--- start ---

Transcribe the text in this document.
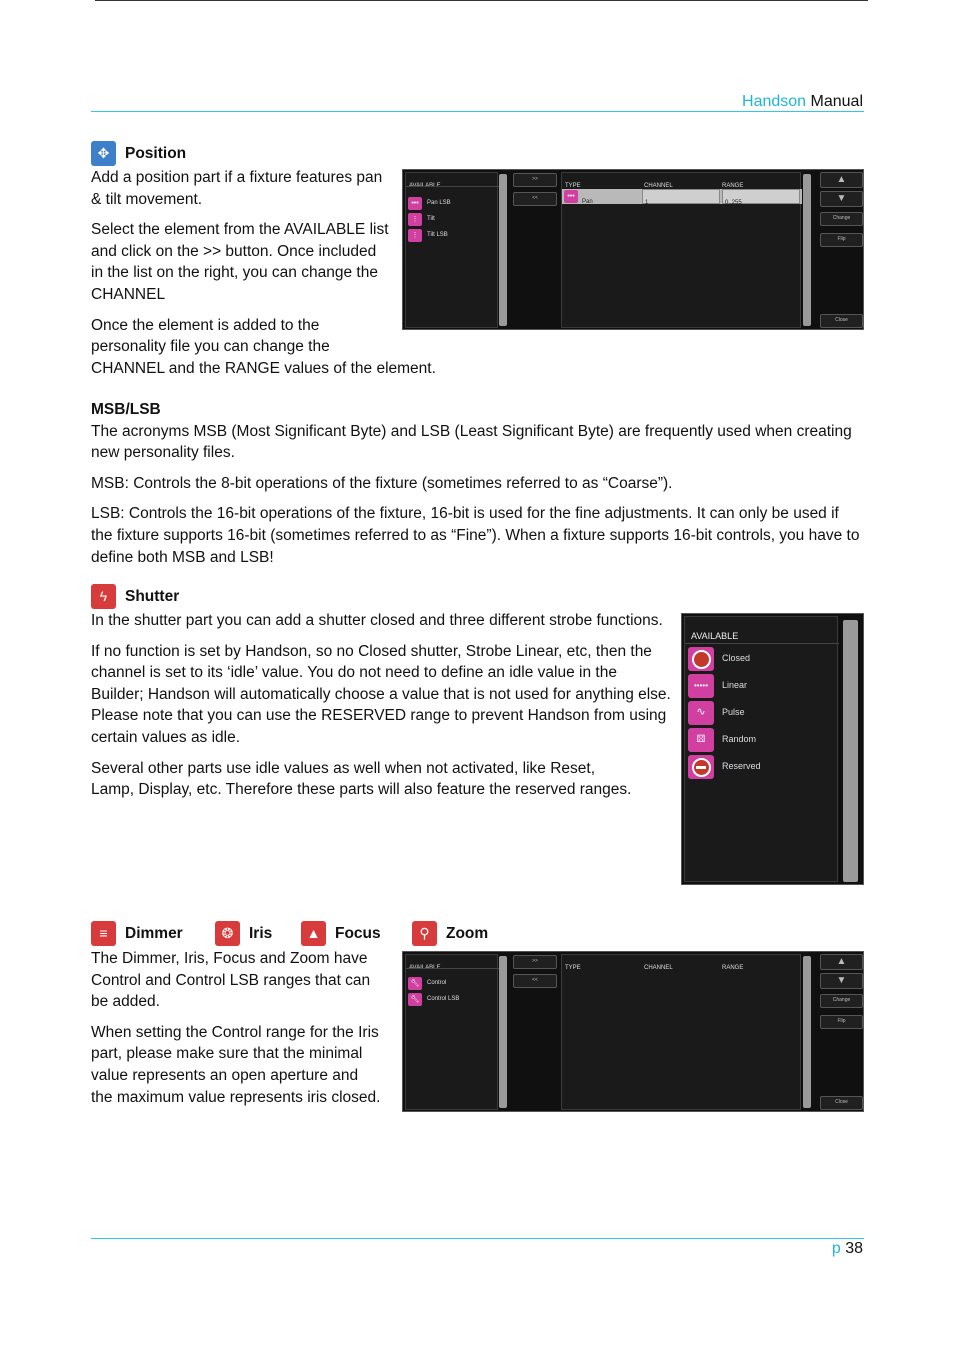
Handson Manual
✥	Position

Add a position part if a fixture features pan & tilt movement.

Select the element from the AVAILABLE list and click on the >> button. Once included in the list on the right, you can change the CHANNEL

Once the element is added to the personality file you can change the

CHANNEL and the RANGE values of the element.
•••	Pan LSB
⋮	Tilt
⋮	Tilt LSB
>>
<<
TYPE	CHANNEL	RANGE
•••
Pan	1	0..255
▲
▼
Change
Flip
Close
MSB/LSB

The acronyms MSB (Most Significant Byte) and LSB (Least Significant Byte) are frequently used when creating new personality files.

MSB: Controls the 8-bit operations of the fixture (sometimes referred to as “Coarse”).

LSB: Controls the 16-bit operations of the fixture, 16-bit is used for the fine adjustments. It can only be used if the fixture supports 16-bit (sometimes referred to as “Fine”). When a fixture supports 16-bit controls, you have to define both MSB and LSB!

ϟ	Shutter

In the shutter part you can add a shutter closed and three different strobe functions.

If no function is set by Handson, so no Closed shutter, Strobe Linear, etc, then the channel is set to its ‘idle’ value. You do not need to define an idle value in the Builder; Handson will automatically choose a value that is not used for anything else. Please note that you can use the RESERVED range to prevent Handson from using certain values as idle.

Several other parts use idle values as well when not activated, like Reset, Lamp, Display, etc. Therefore these parts will also feature the reserved ranges.

AVAILABLE
Closed
•••••	Linear
∿	Pulse
⚄	Random
Reserved
≡	Dimmer	❂	Iris	▲ Focus	⚲	Zoom

The Dimmer, Iris, Focus and Zoom have Control and Control LSB ranges that can be added.

When setting the Control range for the Iris part, please make sure that the minimal value represents an open aperture and the maximum value represents iris closed.

🔧︎	Control
🔧︎	Control LSB
>>
<<
TYPE	CHANNEL	RANGE
▲
▼
Change
Flip
Close
p 38
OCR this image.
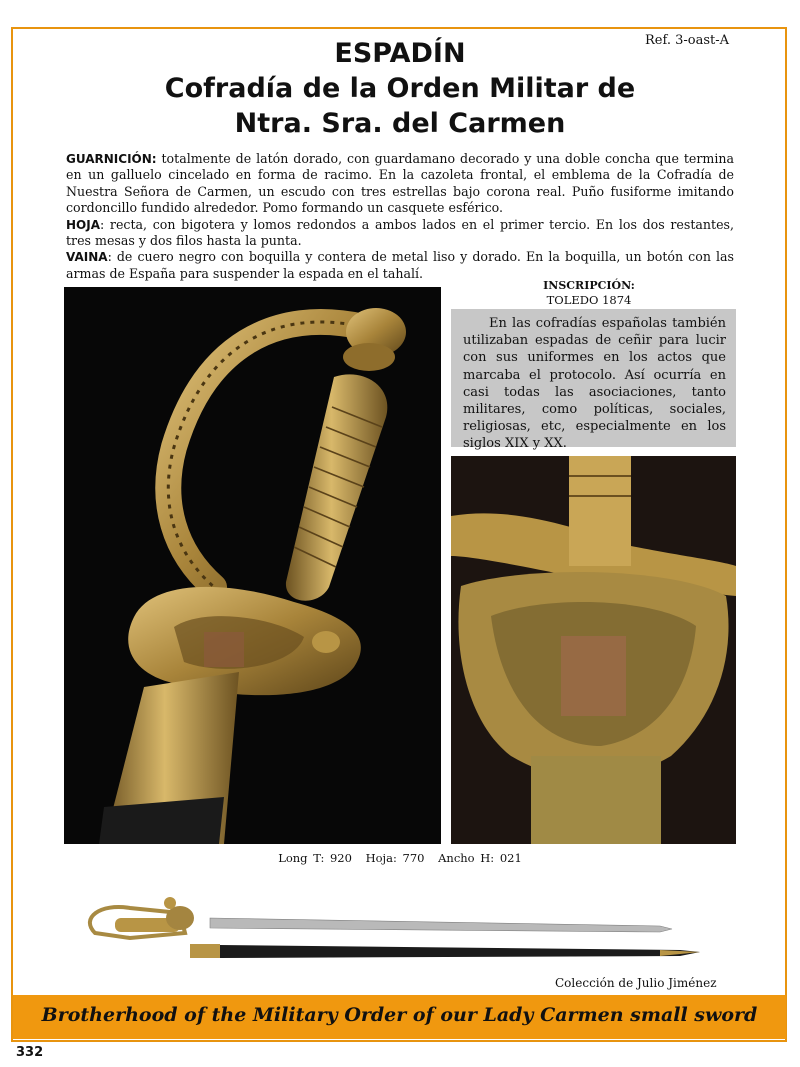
Ref. 3-oast-A
ESPADÍN
Cofradía de la Orden Militar de
Ntra. Sra. del Carmen

GUARNICIÓN: totalmente de latón dorado, con guardamano decorado y una doble concha que termina en un galluelo cincelado en forma de racimo. En la cazoleta frontal, el emblema de la Cofradía de Nuestra Señora de Carmen, un escudo con tres estrellas bajo corona real. Puño fusiforme imitando cordoncillo fundido alrededor. Pomo formando un casquete esférico.

HOJA: recta, con bigotera y lomos redondos a ambos lados en el primer tercio. En los dos restantes, tres mesas y dos filos hasta la punta.

VAINA: de cuero negro con boquilla y contera de metal liso y dorado. En la boquilla, un botón con las armas de España para suspender la espada en el tahalí.

INSCRIPCIÓN:
TOLEDO 1874
En las cofradías españolas también utilizaban espadas de ceñir para lucir con sus uniformes en los actos que marcaba el protocolo. Así ocurría en casi todas las asociaciones, tanto militares, como políticas, sociales, religiosas, etc, especialmente en los siglos XIX y XX.
Long T: 920 Hoja: 770 Ancho H: 021
Colección de Julio Jiménez
Brotherhood of the Military Order of our Lady Carmen small sword
332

--- end ---

_Exercise goal_
The answer is the number of lines in the preceding material that hold "Zoom"; write that number and nothing else.

_Output for this exercise_
2